*EXCERPTED RECORDS*:

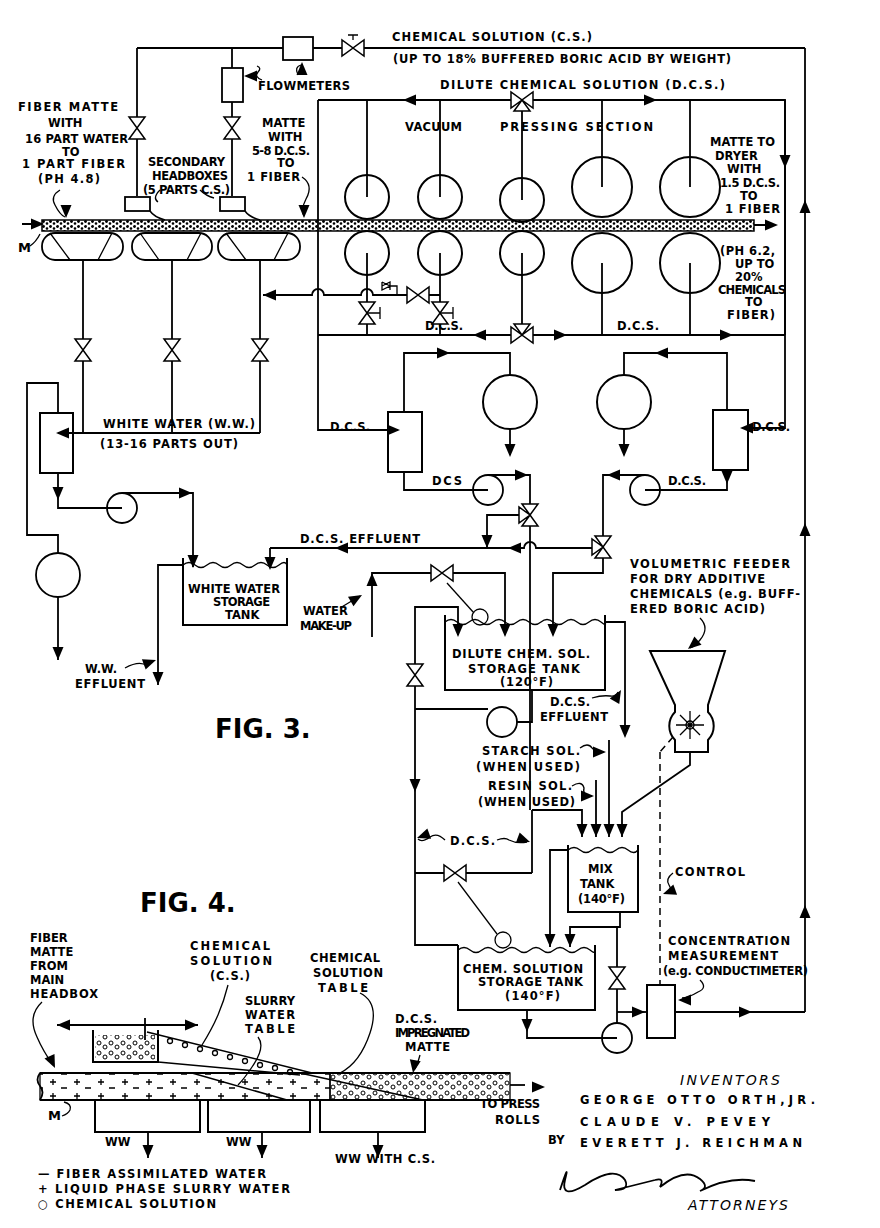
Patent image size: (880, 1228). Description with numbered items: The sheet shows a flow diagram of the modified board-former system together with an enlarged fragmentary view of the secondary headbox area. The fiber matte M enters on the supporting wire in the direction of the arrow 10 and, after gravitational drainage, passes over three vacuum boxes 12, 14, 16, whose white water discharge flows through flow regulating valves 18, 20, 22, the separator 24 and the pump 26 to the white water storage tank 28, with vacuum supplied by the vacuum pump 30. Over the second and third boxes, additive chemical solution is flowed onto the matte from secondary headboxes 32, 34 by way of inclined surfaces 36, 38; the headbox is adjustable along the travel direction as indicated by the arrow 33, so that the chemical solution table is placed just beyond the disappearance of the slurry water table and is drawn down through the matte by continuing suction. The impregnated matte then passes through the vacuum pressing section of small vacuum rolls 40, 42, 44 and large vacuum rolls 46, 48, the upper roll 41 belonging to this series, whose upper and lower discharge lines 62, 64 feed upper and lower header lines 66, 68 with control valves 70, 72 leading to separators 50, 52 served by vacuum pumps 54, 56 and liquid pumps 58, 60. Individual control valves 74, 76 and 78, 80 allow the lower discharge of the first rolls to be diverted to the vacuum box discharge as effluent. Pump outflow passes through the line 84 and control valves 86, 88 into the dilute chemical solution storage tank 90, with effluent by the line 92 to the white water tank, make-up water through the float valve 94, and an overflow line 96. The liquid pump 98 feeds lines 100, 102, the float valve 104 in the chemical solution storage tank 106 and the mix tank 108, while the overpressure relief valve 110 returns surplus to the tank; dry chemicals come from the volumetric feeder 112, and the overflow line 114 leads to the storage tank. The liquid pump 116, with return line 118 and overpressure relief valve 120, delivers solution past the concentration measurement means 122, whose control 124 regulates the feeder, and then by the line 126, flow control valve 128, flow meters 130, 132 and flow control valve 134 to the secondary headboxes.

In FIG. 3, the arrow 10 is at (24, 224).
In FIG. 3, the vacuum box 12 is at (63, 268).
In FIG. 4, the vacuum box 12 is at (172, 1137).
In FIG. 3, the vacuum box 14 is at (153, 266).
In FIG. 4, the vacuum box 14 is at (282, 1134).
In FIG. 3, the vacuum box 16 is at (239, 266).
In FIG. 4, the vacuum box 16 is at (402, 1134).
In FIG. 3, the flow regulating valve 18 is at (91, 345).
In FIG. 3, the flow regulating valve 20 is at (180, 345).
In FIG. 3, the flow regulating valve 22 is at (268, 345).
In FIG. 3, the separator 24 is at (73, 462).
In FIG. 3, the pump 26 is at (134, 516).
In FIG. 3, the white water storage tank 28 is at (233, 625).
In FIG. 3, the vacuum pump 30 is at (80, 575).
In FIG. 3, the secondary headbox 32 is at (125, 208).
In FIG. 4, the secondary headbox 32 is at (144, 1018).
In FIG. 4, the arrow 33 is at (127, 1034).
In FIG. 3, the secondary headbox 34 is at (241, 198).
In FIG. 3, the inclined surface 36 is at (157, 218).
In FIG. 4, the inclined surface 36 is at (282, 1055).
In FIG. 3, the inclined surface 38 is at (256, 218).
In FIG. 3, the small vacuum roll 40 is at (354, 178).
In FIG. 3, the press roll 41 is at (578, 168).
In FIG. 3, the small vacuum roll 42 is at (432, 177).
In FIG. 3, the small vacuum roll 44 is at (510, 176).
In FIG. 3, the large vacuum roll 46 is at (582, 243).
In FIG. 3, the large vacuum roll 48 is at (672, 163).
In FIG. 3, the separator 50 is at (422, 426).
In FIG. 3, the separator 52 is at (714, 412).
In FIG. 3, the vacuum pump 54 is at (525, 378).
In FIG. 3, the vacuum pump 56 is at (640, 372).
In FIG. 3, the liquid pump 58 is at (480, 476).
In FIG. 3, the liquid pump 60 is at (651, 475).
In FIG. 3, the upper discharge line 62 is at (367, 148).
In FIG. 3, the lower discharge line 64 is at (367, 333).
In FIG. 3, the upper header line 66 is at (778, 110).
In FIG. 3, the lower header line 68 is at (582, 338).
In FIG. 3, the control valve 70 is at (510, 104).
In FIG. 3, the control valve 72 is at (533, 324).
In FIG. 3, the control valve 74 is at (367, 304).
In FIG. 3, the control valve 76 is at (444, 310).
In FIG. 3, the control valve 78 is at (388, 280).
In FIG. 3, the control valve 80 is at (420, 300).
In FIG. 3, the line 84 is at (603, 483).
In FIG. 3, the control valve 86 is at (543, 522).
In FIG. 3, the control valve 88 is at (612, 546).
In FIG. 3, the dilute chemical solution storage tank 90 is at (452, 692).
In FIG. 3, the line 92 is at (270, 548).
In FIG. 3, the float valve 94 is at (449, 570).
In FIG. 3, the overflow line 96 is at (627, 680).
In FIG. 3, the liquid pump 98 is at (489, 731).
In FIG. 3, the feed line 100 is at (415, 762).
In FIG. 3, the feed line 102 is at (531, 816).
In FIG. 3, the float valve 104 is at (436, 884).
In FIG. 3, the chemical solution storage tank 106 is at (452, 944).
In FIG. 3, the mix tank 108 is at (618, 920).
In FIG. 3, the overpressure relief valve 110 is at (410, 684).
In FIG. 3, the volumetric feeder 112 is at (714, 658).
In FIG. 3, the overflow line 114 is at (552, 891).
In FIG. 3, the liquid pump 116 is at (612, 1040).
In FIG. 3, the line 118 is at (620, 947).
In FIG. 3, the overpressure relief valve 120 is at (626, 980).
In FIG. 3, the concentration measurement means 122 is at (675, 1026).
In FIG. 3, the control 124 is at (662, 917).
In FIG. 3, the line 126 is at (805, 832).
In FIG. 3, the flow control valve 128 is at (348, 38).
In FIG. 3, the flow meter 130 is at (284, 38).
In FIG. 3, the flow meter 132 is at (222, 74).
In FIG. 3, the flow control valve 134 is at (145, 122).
--
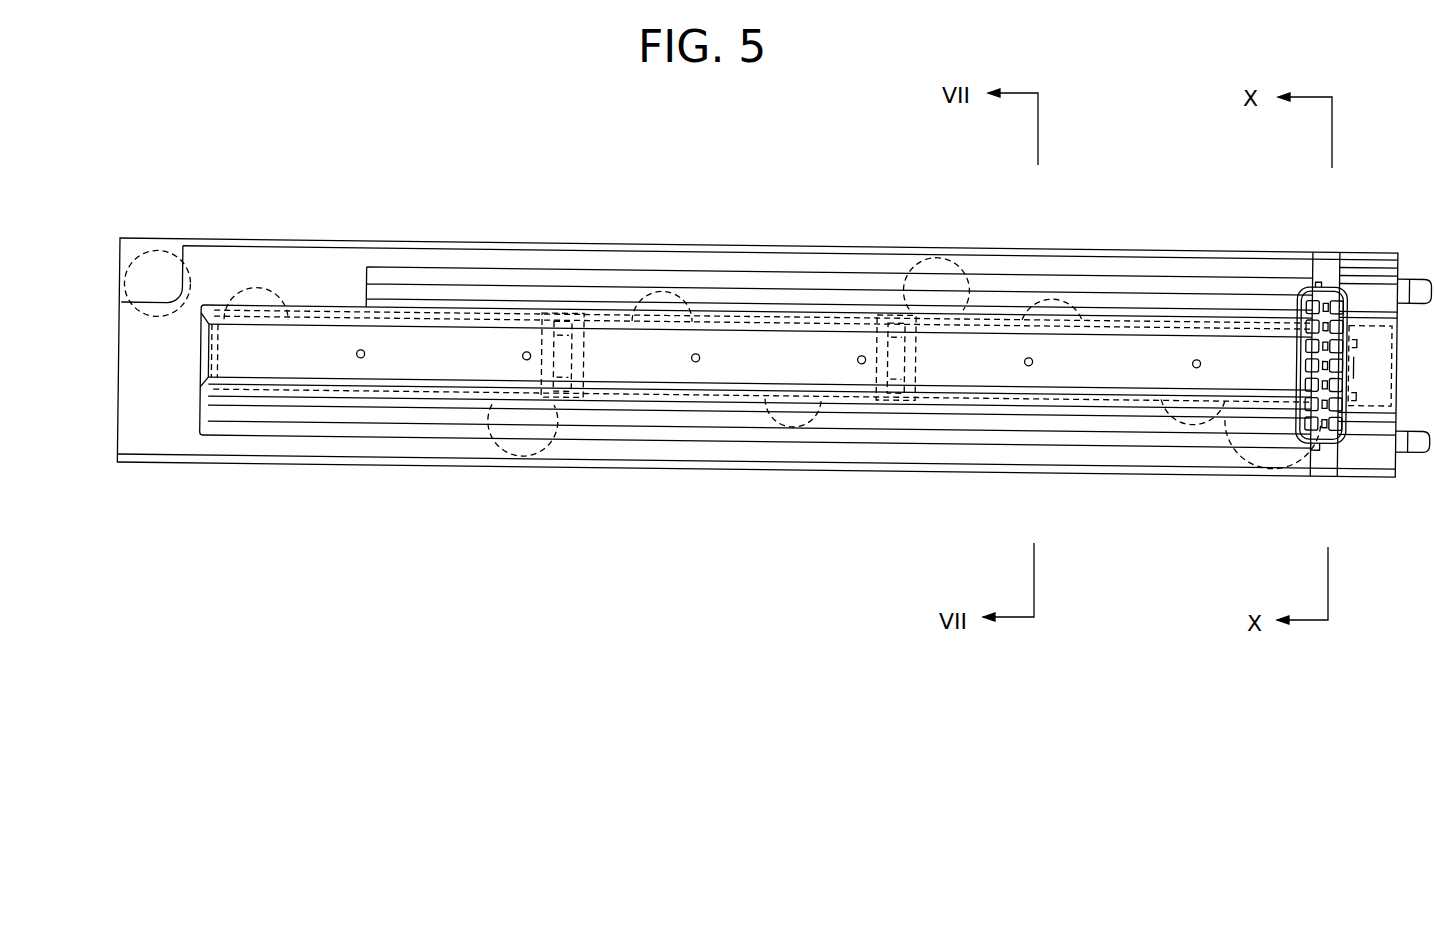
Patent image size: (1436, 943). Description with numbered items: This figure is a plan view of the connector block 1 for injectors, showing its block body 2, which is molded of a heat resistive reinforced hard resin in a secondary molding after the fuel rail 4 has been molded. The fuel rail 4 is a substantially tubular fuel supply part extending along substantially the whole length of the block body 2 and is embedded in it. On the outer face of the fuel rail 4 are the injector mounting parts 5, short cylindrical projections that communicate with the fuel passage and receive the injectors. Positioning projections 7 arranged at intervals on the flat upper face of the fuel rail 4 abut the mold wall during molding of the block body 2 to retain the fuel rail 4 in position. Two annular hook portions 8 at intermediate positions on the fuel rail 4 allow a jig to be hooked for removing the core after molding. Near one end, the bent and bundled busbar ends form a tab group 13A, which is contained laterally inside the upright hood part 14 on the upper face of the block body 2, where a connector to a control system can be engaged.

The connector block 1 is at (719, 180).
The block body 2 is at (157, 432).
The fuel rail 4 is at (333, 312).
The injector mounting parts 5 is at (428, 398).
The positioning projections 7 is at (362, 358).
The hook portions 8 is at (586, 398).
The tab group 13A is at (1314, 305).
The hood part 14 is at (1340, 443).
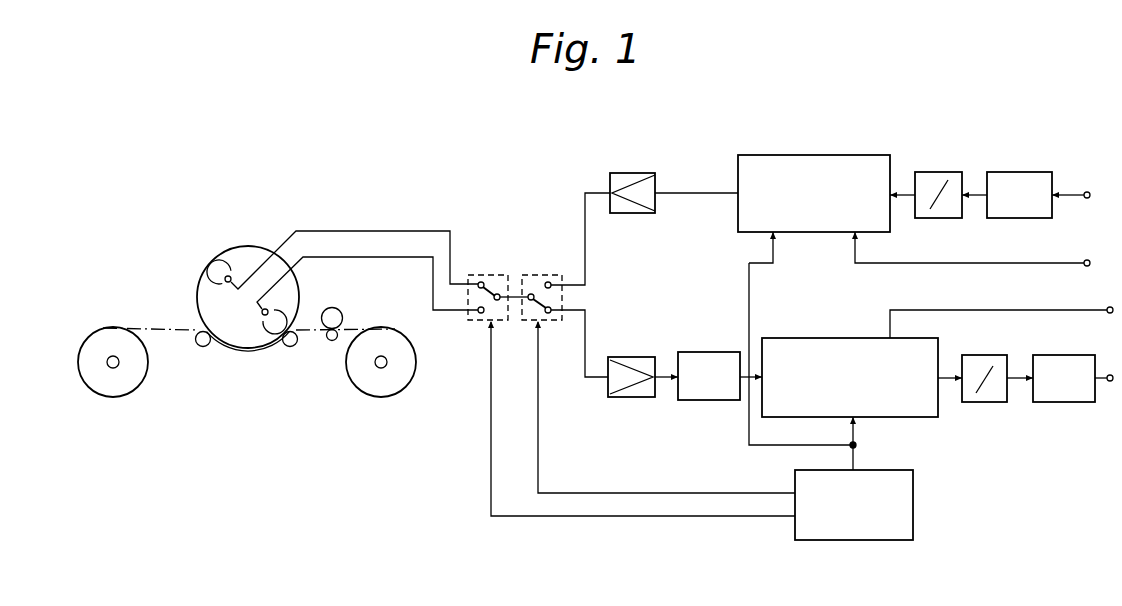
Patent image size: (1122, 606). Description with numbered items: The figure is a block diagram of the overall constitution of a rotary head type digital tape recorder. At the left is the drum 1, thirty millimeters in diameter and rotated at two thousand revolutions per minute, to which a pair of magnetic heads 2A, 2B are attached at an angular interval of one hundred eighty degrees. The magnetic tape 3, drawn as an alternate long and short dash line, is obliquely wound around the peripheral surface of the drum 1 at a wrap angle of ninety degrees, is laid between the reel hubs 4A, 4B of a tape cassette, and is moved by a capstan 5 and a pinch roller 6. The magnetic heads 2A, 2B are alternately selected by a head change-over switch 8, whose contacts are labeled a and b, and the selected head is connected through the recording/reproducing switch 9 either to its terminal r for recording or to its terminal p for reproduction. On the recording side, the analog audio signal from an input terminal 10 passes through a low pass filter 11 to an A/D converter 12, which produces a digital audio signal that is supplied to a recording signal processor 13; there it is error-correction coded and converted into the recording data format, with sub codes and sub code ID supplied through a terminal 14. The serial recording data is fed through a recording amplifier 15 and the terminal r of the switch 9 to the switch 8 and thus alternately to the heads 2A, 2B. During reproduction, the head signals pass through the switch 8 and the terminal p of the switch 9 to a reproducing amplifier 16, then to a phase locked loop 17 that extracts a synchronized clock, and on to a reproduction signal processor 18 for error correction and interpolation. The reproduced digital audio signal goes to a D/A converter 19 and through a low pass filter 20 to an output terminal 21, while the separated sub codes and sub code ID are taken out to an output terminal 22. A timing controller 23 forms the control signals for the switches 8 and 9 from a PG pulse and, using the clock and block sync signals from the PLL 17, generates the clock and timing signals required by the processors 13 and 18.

*WRITTEN TASK*: Recast the entries as a JSON list of strings, one string per line and blank lines left out, starting at the line that contains "Patent image size: (1436, 943)." and ending at the line that contains "The hood part 14 is at (1340, 443).".

*RESPONSE FOR THIS EXERCISE*:
[
  "Patent image size: (1436, 943). Description with numbered items: This figure is a plan view of the connector block 1 for injectors, showing its block body 2, which is molded of a heat resistive reinforced hard resin in a secondary molding after the fuel rail 4 has been molded. The fuel rail 4 is a substantially tubular fuel supply part extending along substantially the whole length of the block body 2 and is embedded in it. On the outer face of the fuel rail 4 are the injector mounting parts 5, short cylindrical projections that communicate with the fuel passage and receive the injectors. Positioning projections 7 arranged at intervals on the flat upper face of the fuel rail 4 abut the mold wall during molding of the block body 2 to retain the fuel rail 4 in position. Two annular hook portions 8 at intermediate positions on the fuel rail 4 allow a jig to be hooked for removing the core after molding. Near one end, the bent and bundled busbar ends form a tab group 13A, which is contained laterally inside the upright hood part 14 on the upper face of the block body 2, where a connector to a control system can be engaged.",
  "The connector block 1 is at (719, 180).",
  "The block body 2 is at (157, 432).",
  "The fuel rail 4 is at (333, 312).",
  "The injector mounting parts 5 is at (428, 398).",
  "The positioning projections 7 is at (362, 358).",
  "The hook portions 8 is at (586, 398).",
  "The tab group 13A is at (1314, 305).",
  "The hood part 14 is at (1340, 443)."
]